§ Consignes:
A) Répondez à ces questions sur la critique du roman On n'a rien vu venir.
(i) Combien d'auteurs différents ont écrit les chapitres de ce roman ?
(ii) Qui a envoyé le livre, et à quelle occasion ?
(iii) Quel parti a gagné les élections dans le récit ?
B) Rédigez la suite de la critique du roman On n'a rien vu venir, en reprenant juste après sa dernière phrase.

§ Extrait:
On n’a rien vu venir, Collectif

      Sans Mabu qui me l’a envoyée lors de notre swap de couleurs, je crois que je n’aurais jamais découvert cette œuvre collective qui réunit sept chapitres successifs, de sept auteurs différents. J’ai nommé : On n’a rien vu venir. Et je serais passé à côté de quelque chose. Parce qu’un roman jeunesse qui ouvre l’esprit sur la politique avec autant de finesse, de justesse et de simplicité, ça n’est pas monnaie courante.

      Le Parti de la Liberté a gagné les élections. Et cela signifie beaucoup de changement : couvre-feu, uniformes sont imposés… Mais la couleur de peau, l’orientation sexuelle, le handicap ou la façon de penser deviennent aussi, peu à peu, sujets de normalisation : tous ceux qui ne sont pas dans cette norme sont alors pointés du doigt, jugés, rejetés.

Ligne horizontale       Totalitarisme & jeunesse.

(Entrées de la collection)
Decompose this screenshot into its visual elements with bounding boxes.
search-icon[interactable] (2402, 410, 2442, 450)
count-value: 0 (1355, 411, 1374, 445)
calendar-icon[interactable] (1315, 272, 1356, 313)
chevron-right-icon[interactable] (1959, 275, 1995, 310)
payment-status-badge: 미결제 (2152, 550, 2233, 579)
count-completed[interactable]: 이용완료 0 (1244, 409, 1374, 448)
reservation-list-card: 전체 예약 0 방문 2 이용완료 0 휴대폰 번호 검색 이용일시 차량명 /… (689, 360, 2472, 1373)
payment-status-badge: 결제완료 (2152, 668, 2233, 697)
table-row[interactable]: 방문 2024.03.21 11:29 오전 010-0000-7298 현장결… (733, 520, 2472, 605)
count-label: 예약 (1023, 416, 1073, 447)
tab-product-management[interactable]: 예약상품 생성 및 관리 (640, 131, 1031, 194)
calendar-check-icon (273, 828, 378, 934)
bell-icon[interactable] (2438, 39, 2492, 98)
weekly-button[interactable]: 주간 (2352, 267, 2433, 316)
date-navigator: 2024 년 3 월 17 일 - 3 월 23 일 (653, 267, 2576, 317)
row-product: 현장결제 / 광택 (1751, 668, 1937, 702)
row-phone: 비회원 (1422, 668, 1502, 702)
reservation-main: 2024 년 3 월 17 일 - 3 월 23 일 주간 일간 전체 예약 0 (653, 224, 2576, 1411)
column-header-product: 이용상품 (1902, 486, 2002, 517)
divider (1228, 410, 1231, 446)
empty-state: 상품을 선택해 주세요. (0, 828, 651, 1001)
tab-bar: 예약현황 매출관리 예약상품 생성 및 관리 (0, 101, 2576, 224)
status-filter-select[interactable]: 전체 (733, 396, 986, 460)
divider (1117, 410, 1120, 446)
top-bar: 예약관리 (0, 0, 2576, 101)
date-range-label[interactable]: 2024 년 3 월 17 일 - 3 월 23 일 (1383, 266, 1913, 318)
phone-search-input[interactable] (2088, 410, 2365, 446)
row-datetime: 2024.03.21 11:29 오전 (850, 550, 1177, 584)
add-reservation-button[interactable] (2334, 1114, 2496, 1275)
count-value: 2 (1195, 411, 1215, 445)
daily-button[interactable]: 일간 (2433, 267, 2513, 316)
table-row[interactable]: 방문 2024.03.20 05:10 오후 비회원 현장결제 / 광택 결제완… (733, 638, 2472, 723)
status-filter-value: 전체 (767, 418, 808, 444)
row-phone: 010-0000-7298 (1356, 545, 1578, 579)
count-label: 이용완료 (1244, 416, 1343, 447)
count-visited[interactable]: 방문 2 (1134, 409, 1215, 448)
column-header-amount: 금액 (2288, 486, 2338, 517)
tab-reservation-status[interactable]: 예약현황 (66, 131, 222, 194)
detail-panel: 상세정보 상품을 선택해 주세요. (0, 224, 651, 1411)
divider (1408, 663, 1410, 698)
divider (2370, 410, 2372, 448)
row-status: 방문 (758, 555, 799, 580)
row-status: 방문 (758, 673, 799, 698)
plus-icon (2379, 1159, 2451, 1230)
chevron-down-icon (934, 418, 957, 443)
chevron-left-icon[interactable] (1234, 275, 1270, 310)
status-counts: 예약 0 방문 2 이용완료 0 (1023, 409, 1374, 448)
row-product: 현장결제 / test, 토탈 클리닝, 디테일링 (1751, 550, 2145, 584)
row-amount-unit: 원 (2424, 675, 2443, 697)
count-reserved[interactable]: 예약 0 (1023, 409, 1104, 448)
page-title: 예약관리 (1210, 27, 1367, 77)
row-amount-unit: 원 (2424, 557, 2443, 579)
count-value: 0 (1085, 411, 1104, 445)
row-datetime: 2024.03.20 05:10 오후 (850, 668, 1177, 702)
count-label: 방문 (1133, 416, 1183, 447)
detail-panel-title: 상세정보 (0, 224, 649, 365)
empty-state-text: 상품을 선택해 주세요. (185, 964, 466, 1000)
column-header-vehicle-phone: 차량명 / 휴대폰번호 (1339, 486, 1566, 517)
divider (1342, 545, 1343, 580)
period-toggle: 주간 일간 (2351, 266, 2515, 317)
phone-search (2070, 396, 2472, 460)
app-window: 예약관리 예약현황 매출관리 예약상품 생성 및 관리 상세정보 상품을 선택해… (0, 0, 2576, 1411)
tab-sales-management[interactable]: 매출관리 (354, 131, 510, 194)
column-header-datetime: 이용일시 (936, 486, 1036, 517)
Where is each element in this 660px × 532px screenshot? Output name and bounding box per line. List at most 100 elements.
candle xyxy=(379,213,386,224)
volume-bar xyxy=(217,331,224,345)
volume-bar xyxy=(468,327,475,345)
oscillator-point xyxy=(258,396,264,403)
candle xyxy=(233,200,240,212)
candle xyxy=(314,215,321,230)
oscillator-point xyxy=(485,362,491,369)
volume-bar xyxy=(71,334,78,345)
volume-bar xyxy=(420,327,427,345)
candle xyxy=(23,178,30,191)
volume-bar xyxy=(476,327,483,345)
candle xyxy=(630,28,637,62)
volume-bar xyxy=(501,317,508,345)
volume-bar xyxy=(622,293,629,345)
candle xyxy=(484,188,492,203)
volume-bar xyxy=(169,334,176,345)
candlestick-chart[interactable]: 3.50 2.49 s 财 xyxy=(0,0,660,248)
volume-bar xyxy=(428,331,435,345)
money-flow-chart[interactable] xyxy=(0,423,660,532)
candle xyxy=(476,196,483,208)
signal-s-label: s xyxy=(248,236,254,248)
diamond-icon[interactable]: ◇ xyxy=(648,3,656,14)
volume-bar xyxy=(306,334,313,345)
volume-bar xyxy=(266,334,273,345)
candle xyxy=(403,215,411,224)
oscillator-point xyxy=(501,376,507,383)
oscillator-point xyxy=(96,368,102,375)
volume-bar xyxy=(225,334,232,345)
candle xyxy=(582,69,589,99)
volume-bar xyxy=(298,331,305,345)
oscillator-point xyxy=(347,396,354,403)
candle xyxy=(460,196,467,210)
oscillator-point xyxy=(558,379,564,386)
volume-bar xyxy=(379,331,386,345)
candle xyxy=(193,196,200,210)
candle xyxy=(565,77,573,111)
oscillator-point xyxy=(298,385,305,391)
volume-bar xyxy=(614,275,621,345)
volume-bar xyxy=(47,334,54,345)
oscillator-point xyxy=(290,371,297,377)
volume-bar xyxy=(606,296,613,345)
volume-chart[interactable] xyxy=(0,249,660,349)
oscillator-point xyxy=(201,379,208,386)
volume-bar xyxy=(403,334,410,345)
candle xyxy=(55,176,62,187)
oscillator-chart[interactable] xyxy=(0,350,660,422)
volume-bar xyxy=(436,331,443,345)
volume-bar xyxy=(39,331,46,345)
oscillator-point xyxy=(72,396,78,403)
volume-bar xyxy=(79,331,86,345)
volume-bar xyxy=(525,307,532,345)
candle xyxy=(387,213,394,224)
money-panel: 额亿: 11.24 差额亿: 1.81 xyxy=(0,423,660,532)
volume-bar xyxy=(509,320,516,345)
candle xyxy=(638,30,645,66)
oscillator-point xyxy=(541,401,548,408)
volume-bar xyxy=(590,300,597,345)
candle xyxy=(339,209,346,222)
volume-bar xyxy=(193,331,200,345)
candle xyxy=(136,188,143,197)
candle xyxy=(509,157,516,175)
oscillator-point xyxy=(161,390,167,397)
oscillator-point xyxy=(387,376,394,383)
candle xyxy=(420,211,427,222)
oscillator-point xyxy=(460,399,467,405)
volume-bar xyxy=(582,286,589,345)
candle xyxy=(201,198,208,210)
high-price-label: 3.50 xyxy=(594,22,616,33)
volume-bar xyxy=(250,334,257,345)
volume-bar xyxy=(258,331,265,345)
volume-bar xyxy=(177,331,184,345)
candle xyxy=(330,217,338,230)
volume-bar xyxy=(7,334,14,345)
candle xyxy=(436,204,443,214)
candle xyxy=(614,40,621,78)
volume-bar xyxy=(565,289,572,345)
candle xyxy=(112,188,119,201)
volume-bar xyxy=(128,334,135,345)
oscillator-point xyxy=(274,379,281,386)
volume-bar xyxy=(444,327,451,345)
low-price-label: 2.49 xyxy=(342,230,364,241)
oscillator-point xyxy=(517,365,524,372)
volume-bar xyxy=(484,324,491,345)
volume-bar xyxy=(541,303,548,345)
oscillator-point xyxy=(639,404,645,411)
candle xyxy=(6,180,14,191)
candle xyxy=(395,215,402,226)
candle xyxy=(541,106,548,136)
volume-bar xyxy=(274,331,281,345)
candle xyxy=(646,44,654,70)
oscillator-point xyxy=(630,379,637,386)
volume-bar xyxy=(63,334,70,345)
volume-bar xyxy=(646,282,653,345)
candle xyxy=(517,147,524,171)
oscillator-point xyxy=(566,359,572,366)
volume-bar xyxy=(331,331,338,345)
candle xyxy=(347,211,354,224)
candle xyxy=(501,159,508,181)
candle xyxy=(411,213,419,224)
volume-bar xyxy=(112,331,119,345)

§ Réponses:
A)
(i) Sept auteurs.
(ii) Mabu, lors d'un swap de couleurs.
(iii) Le Parti de la Liberté.

B)
       Même si le sujet n’est pas tout de suite explicitement abordé, d’abord suggéré, on comprend très vite que le roman tourne mal dès son premier chapitre. Un certain nombre de petits indices laissent sous-entendre une tension, un malaise qui éclate très vite. En effet, on commence dans une ambiance de fête qui semble bonne enfant aux yeux de notre jeune narrateur, né dans une famille qui soutient le Parti. Mais aussitôt, on s’aperçoit que c’est une fête qui exclut une partie de la population, une fête qui dégénère très vite et dont l’apparente bonhomie se transforme très vite pour refléter les préjugés et la haine qui animent ses participants. Ce premier chapitre met en place très vite le fondement de l’histoire : on ne voit pas forcément le totalitarisme se présenter, sous couvert de bons sentiments, mais il se dévoile très vite, dès que l’on cherche à comprendre un peu plus profondément.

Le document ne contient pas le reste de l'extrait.